Images should be left out, and everything else in the listing reproduced exactly.

(Extracted data entries)

# # # # #

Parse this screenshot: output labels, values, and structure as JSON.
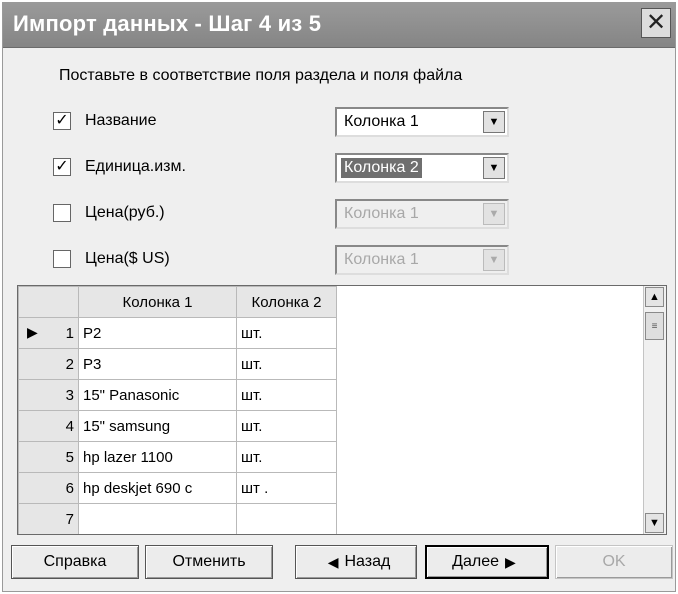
{
  "window": {
    "title": "Импорт данных - Шаг 4 из 5",
    "close_label": "✕"
  },
  "instruction": "Поставьте в соответствие поля раздела и поля файла",
  "fields": [
    {
      "label": "Название",
      "checked": true,
      "checkmark": "✓",
      "select_value": "Колонка 1",
      "enabled": true,
      "highlighted": false
    },
    {
      "label": "Единица.изм.",
      "checked": true,
      "checkmark": "✓",
      "select_value": "Колонка 2",
      "enabled": true,
      "highlighted": true
    },
    {
      "label": "Цена(руб.)",
      "checked": false,
      "checkmark": "",
      "select_value": "Колонка 1",
      "enabled": false,
      "highlighted": false
    },
    {
      "label": "Цена($ US)",
      "checked": false,
      "checkmark": "",
      "select_value": "Колонка 1",
      "enabled": false,
      "highlighted": false
    }
  ],
  "grid": {
    "columns": [
      "Колонка 1",
      "Колонка 2"
    ],
    "rows": [
      {
        "num": "1",
        "c1": "P2",
        "c2": "шт.",
        "current": true
      },
      {
        "num": "2",
        "c1": "P3",
        "c2": "шт.",
        "current": false
      },
      {
        "num": "3",
        "c1": "15\" Panasonic",
        "c2": "шт.",
        "current": false
      },
      {
        "num": "4",
        "c1": "15\" samsung",
        "c2": "шт.",
        "current": false
      },
      {
        "num": "5",
        "c1": "hp   lazer 1100",
        "c2": "шт.",
        "current": false
      },
      {
        "num": "6",
        "c1": "hp   deskjet 690 c",
        "c2": "шт .",
        "current": false
      },
      {
        "num": "7",
        "c1": "",
        "c2": "",
        "current": false
      }
    ],
    "current_row_marker": "▶"
  },
  "buttons": {
    "help": "Справка",
    "cancel": "Отменить",
    "back": "Назад",
    "back_arrow": "◀",
    "next": "Далее",
    "next_arrow": "▶",
    "ok": "OK"
  },
  "icons": {
    "dropdown_arrow": "▼",
    "scroll_up": "▲",
    "scroll_down": "▼",
    "scroll_grip": "≡"
  }
}
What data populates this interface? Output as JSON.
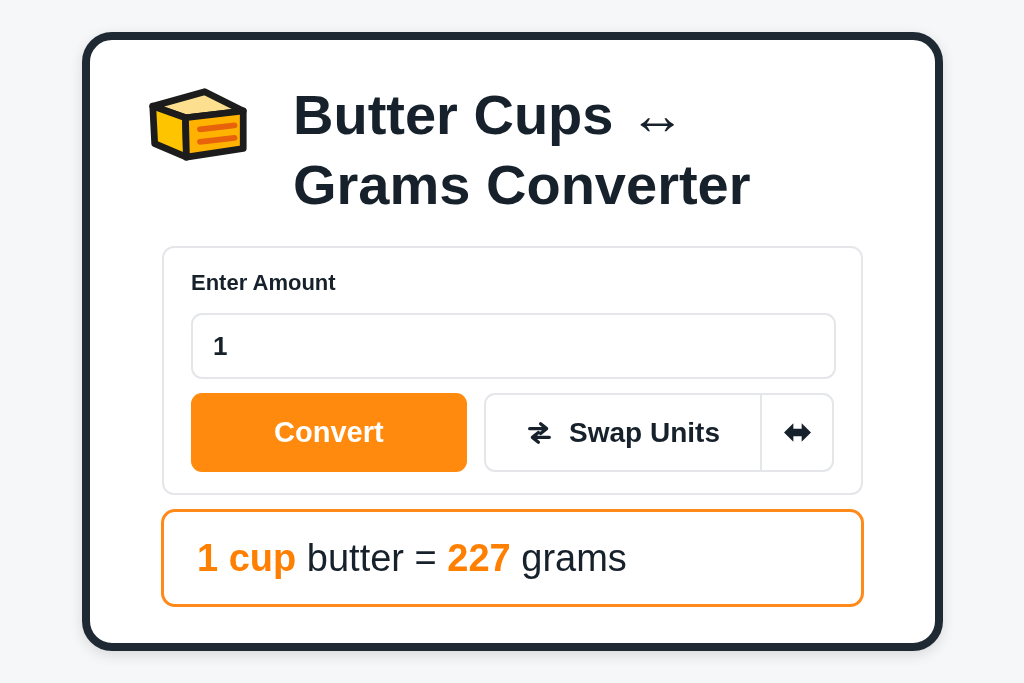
{
  "header": {
    "title": "Butter Cups ↔ Grams Converter"
  },
  "form": {
    "label": "Enter Amount",
    "amount_field": {
      "value": "1"
    },
    "convert_button": "Convert",
    "swap_button": "Swap Units"
  },
  "result": {
    "text": "**1 cup** butter = **227** grams"
  }
}
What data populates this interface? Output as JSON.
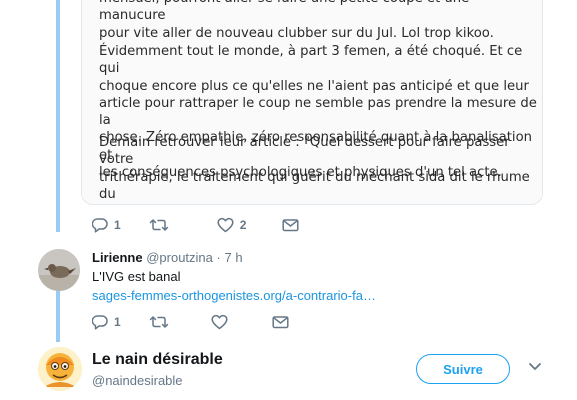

# # # # #

_Worked solution_
Parse this screenshot: output labels, values, and structure as JSON.
{
  "window": {
    "title": "Импорт данных - Шаг 4 из 5",
    "close_label": "✕"
  },
  "instruction": "Поставьте в соответствие поля раздела и поля файла",
  "fields": [
    {
      "label": "Название",
      "checked": true,
      "checkmark": "✓",
      "select_value": "Колонка 1",
      "enabled": true,
      "highlighted": false
    },
    {
      "label": "Единица.изм.",
      "checked": true,
      "checkmark": "✓",
      "select_value": "Колонка 2",
      "enabled": true,
      "highlighted": true
    },
    {
      "label": "Цена(руб.)",
      "checked": false,
      "checkmark": "",
      "select_value": "Колонка 1",
      "enabled": false,
      "highlighted": false
    },
    {
      "label": "Цена($ US)",
      "checked": false,
      "checkmark": "",
      "select_value": "Колонка 1",
      "enabled": false,
      "highlighted": false
    }
  ],
  "grid": {
    "columns": [
      "Колонка 1",
      "Колонка 2"
    ],
    "rows": [
      {
        "num": "1",
        "c1": "P2",
        "c2": "шт.",
        "current": true
      },
      {
        "num": "2",
        "c1": "P3",
        "c2": "шт.",
        "current": false
      },
      {
        "num": "3",
        "c1": "15\" Panasonic",
        "c2": "шт.",
        "current": false
      },
      {
        "num": "4",
        "c1": "15\" samsung",
        "c2": "шт.",
        "current": false
      },
      {
        "num": "5",
        "c1": "hp   lazer 1100",
        "c2": "шт.",
        "current": false
      },
      {
        "num": "6",
        "c1": "hp   deskjet 690 c",
        "c2": "шт .",
        "current": false
      },
      {
        "num": "7",
        "c1": "",
        "c2": "",
        "current": false
      }
    ],
    "current_row_marker": "▶"
  },
  "buttons": {
    "help": "Справка",
    "cancel": "Отменить",
    "back": "Назад",
    "back_arrow": "◀",
    "next": "Далее",
    "next_arrow": "▶",
    "ok": "OK"
  },
  "icons": {
    "dropdown_arrow": "▼",
    "scroll_up": "▲",
    "scroll_down": "▼",
    "scroll_grip": "≡"
  }
}
What data populates this interface? Output as JSON.
{
  "header": {
    "title": "Butter Cups ↔ Grams Converter"
  },
  "form": {
    "label": "Enter Amount",
    "amount_field": {
      "value": "1"
    },
    "convert_button": "Convert",
    "swap_button": "Swap Units"
  },
  "result": {
    "text": "**1 cup** butter = **227** grams"
  }
}
What data populates this interface? Output as JSON.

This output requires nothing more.